▽
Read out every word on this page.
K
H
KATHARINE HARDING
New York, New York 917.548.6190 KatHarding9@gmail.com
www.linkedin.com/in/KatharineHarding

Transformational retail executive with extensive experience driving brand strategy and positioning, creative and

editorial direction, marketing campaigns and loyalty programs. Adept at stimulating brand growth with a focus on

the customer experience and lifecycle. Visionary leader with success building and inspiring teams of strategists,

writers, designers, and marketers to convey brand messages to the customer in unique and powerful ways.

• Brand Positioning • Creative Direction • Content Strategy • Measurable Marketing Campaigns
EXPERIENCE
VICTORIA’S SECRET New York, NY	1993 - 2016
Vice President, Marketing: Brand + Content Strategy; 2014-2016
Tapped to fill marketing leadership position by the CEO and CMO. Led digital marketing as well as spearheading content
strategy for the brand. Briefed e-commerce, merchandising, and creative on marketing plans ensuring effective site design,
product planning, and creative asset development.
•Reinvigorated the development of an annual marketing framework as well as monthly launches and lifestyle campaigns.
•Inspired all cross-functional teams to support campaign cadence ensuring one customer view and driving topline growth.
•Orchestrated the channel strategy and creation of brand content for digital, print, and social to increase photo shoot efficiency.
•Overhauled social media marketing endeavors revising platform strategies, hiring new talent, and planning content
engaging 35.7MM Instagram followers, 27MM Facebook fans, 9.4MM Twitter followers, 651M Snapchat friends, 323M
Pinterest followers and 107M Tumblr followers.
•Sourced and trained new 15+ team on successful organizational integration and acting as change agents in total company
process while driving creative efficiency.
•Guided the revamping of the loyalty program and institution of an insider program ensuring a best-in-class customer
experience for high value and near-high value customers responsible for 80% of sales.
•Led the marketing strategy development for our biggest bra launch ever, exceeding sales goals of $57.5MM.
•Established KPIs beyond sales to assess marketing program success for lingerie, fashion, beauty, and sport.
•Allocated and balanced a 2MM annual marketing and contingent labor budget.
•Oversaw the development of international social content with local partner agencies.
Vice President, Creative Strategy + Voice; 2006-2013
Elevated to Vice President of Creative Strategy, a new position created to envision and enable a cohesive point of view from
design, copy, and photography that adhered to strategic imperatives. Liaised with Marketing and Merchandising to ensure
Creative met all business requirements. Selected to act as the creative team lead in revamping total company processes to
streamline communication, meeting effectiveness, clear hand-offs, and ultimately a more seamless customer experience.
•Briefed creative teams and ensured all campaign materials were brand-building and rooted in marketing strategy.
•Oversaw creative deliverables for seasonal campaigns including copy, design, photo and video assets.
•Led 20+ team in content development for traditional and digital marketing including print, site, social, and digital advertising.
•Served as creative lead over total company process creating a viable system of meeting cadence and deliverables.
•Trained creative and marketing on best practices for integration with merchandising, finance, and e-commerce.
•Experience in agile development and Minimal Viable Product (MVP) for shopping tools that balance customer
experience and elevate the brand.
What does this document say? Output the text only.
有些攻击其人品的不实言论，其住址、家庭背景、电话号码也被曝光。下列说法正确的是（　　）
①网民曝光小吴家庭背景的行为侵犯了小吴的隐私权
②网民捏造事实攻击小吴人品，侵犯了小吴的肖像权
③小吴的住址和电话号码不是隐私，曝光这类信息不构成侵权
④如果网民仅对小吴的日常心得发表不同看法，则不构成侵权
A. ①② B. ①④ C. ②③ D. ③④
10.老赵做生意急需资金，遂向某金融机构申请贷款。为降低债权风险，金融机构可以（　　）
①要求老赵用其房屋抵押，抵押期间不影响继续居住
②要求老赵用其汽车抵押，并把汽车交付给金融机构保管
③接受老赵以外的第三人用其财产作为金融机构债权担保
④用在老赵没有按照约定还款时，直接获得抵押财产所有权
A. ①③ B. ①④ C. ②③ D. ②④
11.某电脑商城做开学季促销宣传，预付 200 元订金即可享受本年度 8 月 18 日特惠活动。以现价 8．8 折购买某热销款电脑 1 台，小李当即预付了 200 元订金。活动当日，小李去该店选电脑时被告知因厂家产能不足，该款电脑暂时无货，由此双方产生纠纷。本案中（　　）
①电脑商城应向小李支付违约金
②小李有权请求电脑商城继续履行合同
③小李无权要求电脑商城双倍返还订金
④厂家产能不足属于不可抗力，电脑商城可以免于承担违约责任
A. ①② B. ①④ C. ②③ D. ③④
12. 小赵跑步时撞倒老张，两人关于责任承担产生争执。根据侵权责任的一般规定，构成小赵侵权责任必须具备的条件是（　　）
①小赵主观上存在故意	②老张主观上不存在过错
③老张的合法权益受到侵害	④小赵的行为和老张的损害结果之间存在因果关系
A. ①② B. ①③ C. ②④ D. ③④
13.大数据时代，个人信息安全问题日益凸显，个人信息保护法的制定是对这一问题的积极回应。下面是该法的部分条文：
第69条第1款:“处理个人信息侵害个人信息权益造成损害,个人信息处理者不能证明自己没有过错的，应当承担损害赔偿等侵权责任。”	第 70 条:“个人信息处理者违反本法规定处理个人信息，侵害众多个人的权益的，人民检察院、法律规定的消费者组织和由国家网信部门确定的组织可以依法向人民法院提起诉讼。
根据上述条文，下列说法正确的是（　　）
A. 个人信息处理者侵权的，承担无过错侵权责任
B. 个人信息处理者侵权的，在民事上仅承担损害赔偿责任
△
▶ Given request
The entries above must be returned exactly.

▶ Exercise result
Read out every word on this page.
K
H
KATHARINE HARDING
New York, New York 917.548.6190 KatHarding9@gmail.com
www.linkedin.com/in/KatharineHarding

Transformational retail executive with extensive experience driving brand strategy and positioning, creative and

editorial direction, marketing campaigns and loyalty programs. Adept at stimulating brand growth with a focus on

the customer experience and lifecycle. Visionary leader with success building and inspiring teams of strategists,

writers, designers, and marketers to convey brand messages to the customer in unique and powerful ways.

• Brand Positioning • Creative Direction • Content Strategy • Measurable Marketing Campaigns
EXPERIENCE
VICTORIA’S SECRET New York, NY	1993 - 2016
Vice President, Marketing: Brand + Content Strategy; 2014-2016
Tapped to fill marketing leadership position by the CEO and CMO. Led digital marketing as well as spearheading content
strategy for the brand. Briefed e-commerce, merchandising, and creative on marketing plans ensuring effective site design,
product planning, and creative asset development.
•Reinvigorated the development of an annual marketing framework as well as monthly launches and lifestyle campaigns.
•Inspired all cross-functional teams to support campaign cadence ensuring one customer view and driving topline growth.
•Orchestrated the channel strategy and creation of brand content for digital, print, and social to increase photo shoot efficiency.
•Overhauled social media marketing endeavors revising platform strategies, hiring new talent, and planning content
engaging 35.7MM Instagram followers, 27MM Facebook fans, 9.4MM Twitter followers, 651M Snapchat friends, 323M
Pinterest followers and 107M Tumblr followers.
•Sourced and trained new 15+ team on successful organizational integration and acting as change agents in total company
process while driving creative efficiency.
•Guided the revamping of the loyalty program and institution of an insider program ensuring a best-in-class customer
experience for high value and near-high value customers responsible for 80% of sales.
•Led the marketing strategy development for our biggest bra launch ever, exceeding sales goals of $57.5MM.
•Established KPIs beyond sales to assess marketing program success for lingerie, fashion, beauty, and sport.
•Allocated and balanced a 2MM annual marketing and contingent labor budget.
•Oversaw the development of international social content with local partner agencies.
Vice President, Creative Strategy + Voice; 2006-2013
Elevated to Vice President of Creative Strategy, a new position created to envision and enable a cohesive point of view from
design, copy, and photography that adhered to strategic imperatives. Liaised with Marketing and Merchandising to ensure
Creative met all business requirements. Selected to act as the creative team lead in revamping total company processes to
streamline communication, meeting effectiveness, clear hand-offs, and ultimately a more seamless customer experience.
•Briefed creative teams and ensured all campaign materials were brand-building and rooted in marketing strategy.
•Oversaw creative deliverables for seasonal campaigns including copy, design, photo and video assets.
•Led 20+ team in content development for traditional and digital marketing including print, site, social, and digital advertising.
•Served as creative lead over total company process creating a viable system of meeting cadence and deliverables.
•Trained creative and marketing on best practices for integration with merchandising, finance, and e-commerce.
•Experience in agile development and Minimal Viable Product (MVP) for shopping tools that balance customer
experience and elevate the brand.
What does this document say? Output the text only.
有些攻击其人品的不实言论，其住址、家庭背景、电话号码也被曝光。下列说法正确的是（　　）
①网民曝光小吴家庭背景的行为侵犯了小吴的隐私权
②网民捏造事实攻击小吴人品，侵犯了小吴的肖像权
③小吴的住址和电话号码不是隐私，曝光这类信息不构成侵权
④如果网民仅对小吴的日常心得发表不同看法，则不构成侵权
A. ①② B. ①④ C. ②③ D. ③④
10.老赵做生意急需资金，遂向某金融机构申请贷款。为降低债权风险，金融机构可以（　　）
①要求老赵用其房屋抵押，抵押期间不影响继续居住
②要求老赵用其汽车抵押，并把汽车交付给金融机构保管
③接受老赵以外的第三人用其财产作为金融机构债权担保
④用在老赵没有按照约定还款时，直接获得抵押财产所有权
A. ①③ B. ①④ C. ②③ D. ②④
11.某电脑商城做开学季促销宣传，预付 200 元订金即可享受本年度 8 月 18 日特惠活动。以现价 8．8 折购买某热销款电脑 1 台，小李当即预付了 200 元订金。活动当日，小李去该店选电脑时被告知因厂家产能不足，该款电脑暂时无货，由此双方产生纠纷。本案中（　　）
①电脑商城应向小李支付违约金
②小李有权请求电脑商城继续履行合同
③小李无权要求电脑商城双倍返还订金
④厂家产能不足属于不可抗力，电脑商城可以免于承担违约责任
A. ①② B. ①④ C. ②③ D. ③④
12. 小赵跑步时撞倒老张，两人关于责任承担产生争执。根据侵权责任的一般规定，构成小赵侵权责任必须具备的条件是（　　）
①小赵主观上存在故意	②老张主观上不存在过错
③老张的合法权益受到侵害	④小赵的行为和老张的损害结果之间存在因果关系
A. ①② B. ①③ C. ②④ D. ③④
13.大数据时代，个人信息安全问题日益凸显，个人信息保护法的制定是对这一问题的积极回应。下面是该法的部分条文：
第69条第1款:“处理个人信息侵害个人信息权益造成损害,个人信息处理者不能证明自己没有过错的，应当承担损害赔偿等侵权责任。”	第 70 条:“个人信息处理者违反本法规定处理个人信息，侵害众多个人的权益的，人民检察院、法律规定的消费者组织和由国家网信部门确定的组织可以依法向人民法院提起诉讼。
根据上述条文，下列说法正确的是（　　）
A. 个人信息处理者侵权的，承担无过错侵权责任
B. 个人信息处理者侵权的，在民事上仅承担损害赔偿责任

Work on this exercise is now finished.